◆ Task to complete ◆
Copy out each line below that has the word "двух" in it.

◆ Records supplied ◆
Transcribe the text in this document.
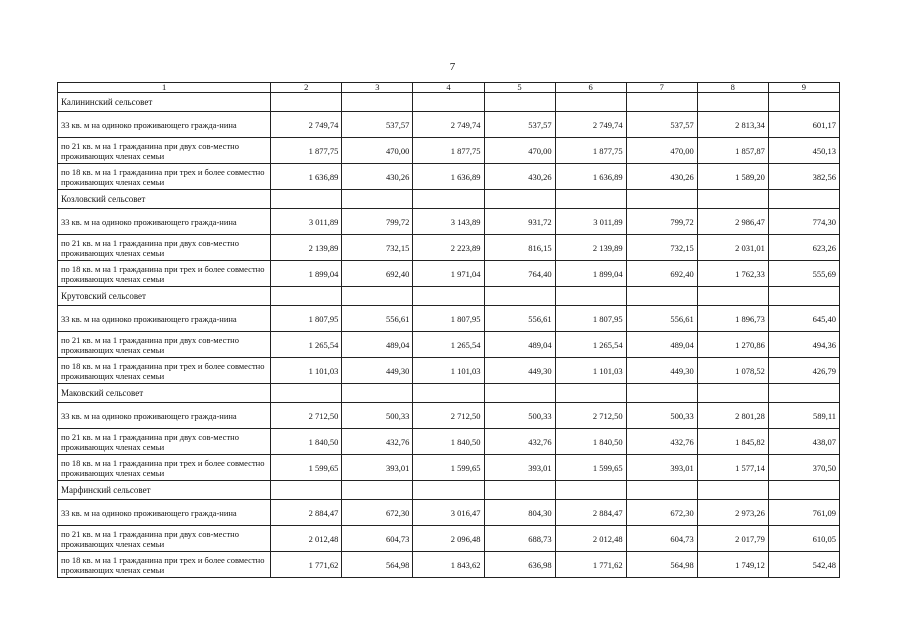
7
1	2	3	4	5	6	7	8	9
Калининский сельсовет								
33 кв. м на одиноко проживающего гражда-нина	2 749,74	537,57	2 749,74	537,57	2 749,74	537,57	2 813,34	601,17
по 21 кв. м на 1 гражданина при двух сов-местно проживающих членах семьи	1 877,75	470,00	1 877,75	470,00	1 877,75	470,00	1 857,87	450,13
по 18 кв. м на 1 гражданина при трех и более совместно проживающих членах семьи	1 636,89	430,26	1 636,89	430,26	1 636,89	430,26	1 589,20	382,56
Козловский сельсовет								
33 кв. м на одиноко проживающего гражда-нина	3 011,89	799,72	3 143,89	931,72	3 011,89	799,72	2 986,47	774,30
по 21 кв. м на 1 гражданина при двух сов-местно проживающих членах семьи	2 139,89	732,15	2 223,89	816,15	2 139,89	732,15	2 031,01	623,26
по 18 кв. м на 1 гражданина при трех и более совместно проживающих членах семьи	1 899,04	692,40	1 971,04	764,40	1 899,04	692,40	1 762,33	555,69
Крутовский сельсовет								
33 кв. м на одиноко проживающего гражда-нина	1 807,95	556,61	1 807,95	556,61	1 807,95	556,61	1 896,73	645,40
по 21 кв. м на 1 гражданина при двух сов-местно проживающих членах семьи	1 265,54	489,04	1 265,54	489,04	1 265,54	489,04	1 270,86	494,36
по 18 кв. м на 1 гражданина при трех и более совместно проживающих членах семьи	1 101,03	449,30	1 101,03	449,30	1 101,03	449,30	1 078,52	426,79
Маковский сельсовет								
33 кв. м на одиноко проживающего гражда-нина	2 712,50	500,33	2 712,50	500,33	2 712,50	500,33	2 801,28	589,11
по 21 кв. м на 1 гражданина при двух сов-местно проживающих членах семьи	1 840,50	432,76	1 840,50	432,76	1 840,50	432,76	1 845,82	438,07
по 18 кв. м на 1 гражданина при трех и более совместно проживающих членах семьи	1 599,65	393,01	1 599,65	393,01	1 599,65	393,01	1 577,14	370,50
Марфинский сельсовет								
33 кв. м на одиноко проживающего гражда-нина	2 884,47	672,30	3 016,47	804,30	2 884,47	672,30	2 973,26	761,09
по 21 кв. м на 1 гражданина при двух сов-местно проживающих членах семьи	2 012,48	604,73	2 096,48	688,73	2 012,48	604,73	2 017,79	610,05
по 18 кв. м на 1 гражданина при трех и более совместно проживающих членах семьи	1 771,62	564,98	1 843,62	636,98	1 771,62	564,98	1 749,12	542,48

◆ Response to the exercise ◆
по 21 кв. м на 1 гражданина при двух сов-местно проживающих членах семьи	1 877,75	470,00	1 877,75	470,00	1 877,75	470,00	1 857,87	450,13
по 21 кв. м на 1 гражданина при двух сов-местно проживающих членах семьи	2 139,89	732,15	2 223,89	816,15	2 139,89	732,15	2 031,01	623,26
по 21 кв. м на 1 гражданина при двух сов-местно проживающих членах семьи	1 265,54	489,04	1 265,54	489,04	1 265,54	489,04	1 270,86	494,36
по 21 кв. м на 1 гражданина при двух сов-местно проживающих членах семьи	1 840,50	432,76	1 840,50	432,76	1 840,50	432,76	1 845,82	438,07
по 21 кв. м на 1 гражданина при двух сов-местно проживающих членах семьи	2 012,48	604,73	2 096,48	688,73	2 012,48	604,73	2 017,79	610,05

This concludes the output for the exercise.